[Directions for this task]: Repeat the material verbatim and drop the pictures.

+++ Available records

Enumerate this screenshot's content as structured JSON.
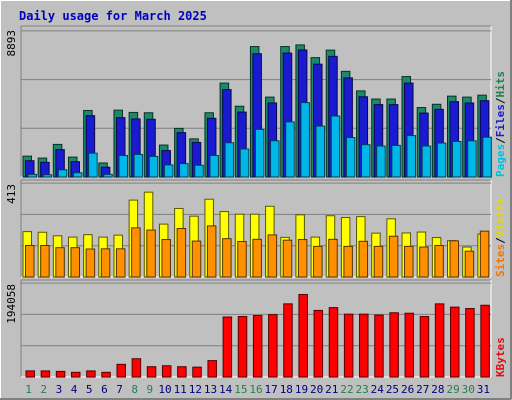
{
  "chart_data": {
    "type": "bar",
    "title": "Daily usage for March 2025",
    "categories": [
      "1",
      "2",
      "3",
      "4",
      "5",
      "6",
      "7",
      "8",
      "9",
      "10",
      "11",
      "12",
      "13",
      "14",
      "15",
      "16",
      "17",
      "18",
      "19",
      "20",
      "21",
      "22",
      "23",
      "24",
      "25",
      "26",
      "27",
      "28",
      "29",
      "30",
      "31"
    ],
    "weekend_days": [
      1,
      2,
      8,
      9,
      15,
      16,
      22,
      23,
      29,
      30
    ],
    "panels": [
      {
        "name": "traffic",
        "ymax_label": "8893",
        "ymax": 8893,
        "legend": [
          {
            "text": "Pages",
            "color": "#00c0e0"
          },
          {
            "text": "/",
            "color": "#000000"
          },
          {
            "text": "Files",
            "color": "#1a1ad0"
          },
          {
            "text": "/",
            "color": "#000000"
          },
          {
            "text": "Hits",
            "color": "#208050"
          }
        ],
        "series": [
          {
            "name": "Hits",
            "color": "#1a8a6a",
            "values": [
              1280,
              1160,
              2000,
              1220,
              4080,
              860,
              4100,
              3960,
              3940,
              1960,
              2980,
              2340,
              3940,
              5760,
              4340,
              8000,
              4900,
              8000,
              8100,
              7320,
              7780,
              6480,
              5280,
              4780,
              4780,
              6160,
              4260,
              4460,
              4960,
              4900,
              5020
            ]
          },
          {
            "name": "Files",
            "color": "#1a1ad0",
            "values": [
              1000,
              900,
              1680,
              940,
              3760,
              600,
              3640,
              3560,
              3540,
              1620,
              2720,
              2120,
              3600,
              5360,
              3980,
              7560,
              4540,
              7600,
              7790,
              6920,
              7400,
              6080,
              4920,
              4440,
              4440,
              5760,
              3920,
              4150,
              4620,
              4540,
              4680
            ]
          },
          {
            "name": "Pages",
            "color": "#00b8e8",
            "values": [
              160,
              140,
              440,
              260,
              1460,
              160,
              1320,
              1380,
              1260,
              740,
              820,
              720,
              1320,
              2100,
              1720,
              2920,
              2220,
              3380,
              4560,
              3120,
              3740,
              2420,
              1980,
              1900,
              1940,
              2540,
              1900,
              2080,
              2180,
              2220,
              2440
            ]
          }
        ]
      },
      {
        "name": "visits",
        "ymax_label": "413",
        "ymax": 413,
        "legend": [
          {
            "text": "Sites",
            "color": "#f07800"
          },
          {
            "text": "/",
            "color": "#000000"
          },
          {
            "text": "Visits",
            "color": "#e8d800"
          }
        ],
        "series": [
          {
            "name": "Visits",
            "color": "#ffff00",
            "values": [
              206,
              203,
              187,
              181,
              192,
              181,
              190,
              349,
              385,
              240,
              311,
              276,
              353,
              297,
              285,
              285,
              321,
              180,
              282,
              181,
              278,
              270,
              274,
              199,
              264,
              200,
              204,
              179,
              165,
              136,
              195
            ]
          },
          {
            "name": "Sites",
            "color": "#ff9000",
            "values": [
              143,
              143,
              133,
              133,
              127,
              128,
              128,
              223,
              213,
              170,
              220,
              163,
              232,
              174,
              161,
              171,
              191,
              167,
              170,
              139,
              171,
              139,
              162,
              139,
              185,
              139,
              136,
              143,
              164,
              117,
              208
            ]
          }
        ]
      },
      {
        "name": "kbytes",
        "ymax_label": "194058",
        "ymax": 194058,
        "legend": [
          {
            "text": "KBytes",
            "color": "#e01010"
          }
        ],
        "series": [
          {
            "name": "KBytes",
            "color": "#ff0000",
            "values": [
              13000,
              13000,
              12000,
              10000,
              13000,
              10000,
              27000,
              39000,
              22000,
              24000,
              22000,
              21000,
              35000,
              128000,
              129000,
              131000,
              133000,
              156000,
              176000,
              142000,
              148000,
              134000,
              134000,
              132000,
              137000,
              136000,
              129000,
              156000,
              149000,
              146000,
              153000
            ]
          }
        ]
      }
    ]
  }
}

++++++

[Exercise result]:
Enumerate this screenshot's content as structured JSON.
{
  "chart_data": {
    "type": "bar",
    "title": "Daily usage for March 2025",
    "categories": [
      "1",
      "2",
      "3",
      "4",
      "5",
      "6",
      "7",
      "8",
      "9",
      "10",
      "11",
      "12",
      "13",
      "14",
      "15",
      "16",
      "17",
      "18",
      "19",
      "20",
      "21",
      "22",
      "23",
      "24",
      "25",
      "26",
      "27",
      "28",
      "29",
      "30",
      "31"
    ],
    "weekend_days": [
      1,
      2,
      8,
      9,
      15,
      16,
      22,
      23,
      29,
      30
    ],
    "panels": [
      {
        "name": "traffic",
        "ymax_label": "8893",
        "ymax": 8893,
        "legend": [
          {
            "text": "Pages",
            "color": "#00c0e0"
          },
          {
            "text": "/",
            "color": "#000000"
          },
          {
            "text": "Files",
            "color": "#1a1ad0"
          },
          {
            "text": "/",
            "color": "#000000"
          },
          {
            "text": "Hits",
            "color": "#208050"
          }
        ],
        "series": [
          {
            "name": "Hits",
            "color": "#1a8a6a",
            "values": [
              1280,
              1160,
              2000,
              1220,
              4080,
              860,
              4100,
              3960,
              3940,
              1960,
              2980,
              2340,
              3940,
              5760,
              4340,
              8000,
              4900,
              8000,
              8100,
              7320,
              7780,
              6480,
              5280,
              4780,
              4780,
              6160,
              4260,
              4460,
              4960,
              4900,
              5020
            ]
          },
          {
            "name": "Files",
            "color": "#1a1ad0",
            "values": [
              1000,
              900,
              1680,
              940,
              3760,
              600,
              3640,
              3560,
              3540,
              1620,
              2720,
              2120,
              3600,
              5360,
              3980,
              7560,
              4540,
              7600,
              7790,
              6920,
              7400,
              6080,
              4920,
              4440,
              4440,
              5760,
              3920,
              4150,
              4620,
              4540,
              4680
            ]
          },
          {
            "name": "Pages",
            "color": "#00b8e8",
            "values": [
              160,
              140,
              440,
              260,
              1460,
              160,
              1320,
              1380,
              1260,
              740,
              820,
              720,
              1320,
              2100,
              1720,
              2920,
              2220,
              3380,
              4560,
              3120,
              3740,
              2420,
              1980,
              1900,
              1940,
              2540,
              1900,
              2080,
              2180,
              2220,
              2440
            ]
          }
        ]
      },
      {
        "name": "visits",
        "ymax_label": "413",
        "ymax": 413,
        "legend": [
          {
            "text": "Sites",
            "color": "#f07800"
          },
          {
            "text": "/",
            "color": "#000000"
          },
          {
            "text": "Visits",
            "color": "#e8d800"
          }
        ],
        "series": [
          {
            "name": "Visits",
            "color": "#ffff00",
            "values": [
              206,
              203,
              187,
              181,
              192,
              181,
              190,
              349,
              385,
              240,
              311,
              276,
              353,
              297,
              285,
              285,
              321,
              180,
              282,
              181,
              278,
              270,
              274,
              199,
              264,
              200,
              204,
              179,
              165,
              136,
              195
            ]
          },
          {
            "name": "Sites",
            "color": "#ff9000",
            "values": [
              143,
              143,
              133,
              133,
              127,
              128,
              128,
              223,
              213,
              170,
              220,
              163,
              232,
              174,
              161,
              171,
              191,
              167,
              170,
              139,
              171,
              139,
              162,
              139,
              185,
              139,
              136,
              143,
              164,
              117,
              208
            ]
          }
        ]
      },
      {
        "name": "kbytes",
        "ymax_label": "194058",
        "ymax": 194058,
        "legend": [
          {
            "text": "KBytes",
            "color": "#e01010"
          }
        ],
        "series": [
          {
            "name": "KBytes",
            "color": "#ff0000",
            "values": [
              13000,
              13000,
              12000,
              10000,
              13000,
              10000,
              27000,
              39000,
              22000,
              24000,
              22000,
              21000,
              35000,
              128000,
              129000,
              131000,
              133000,
              156000,
              176000,
              142000,
              148000,
              134000,
              134000,
              132000,
              137000,
              136000,
              129000,
              156000,
              149000,
              146000,
              153000
            ]
          }
        ]
      }
    ]
  }
}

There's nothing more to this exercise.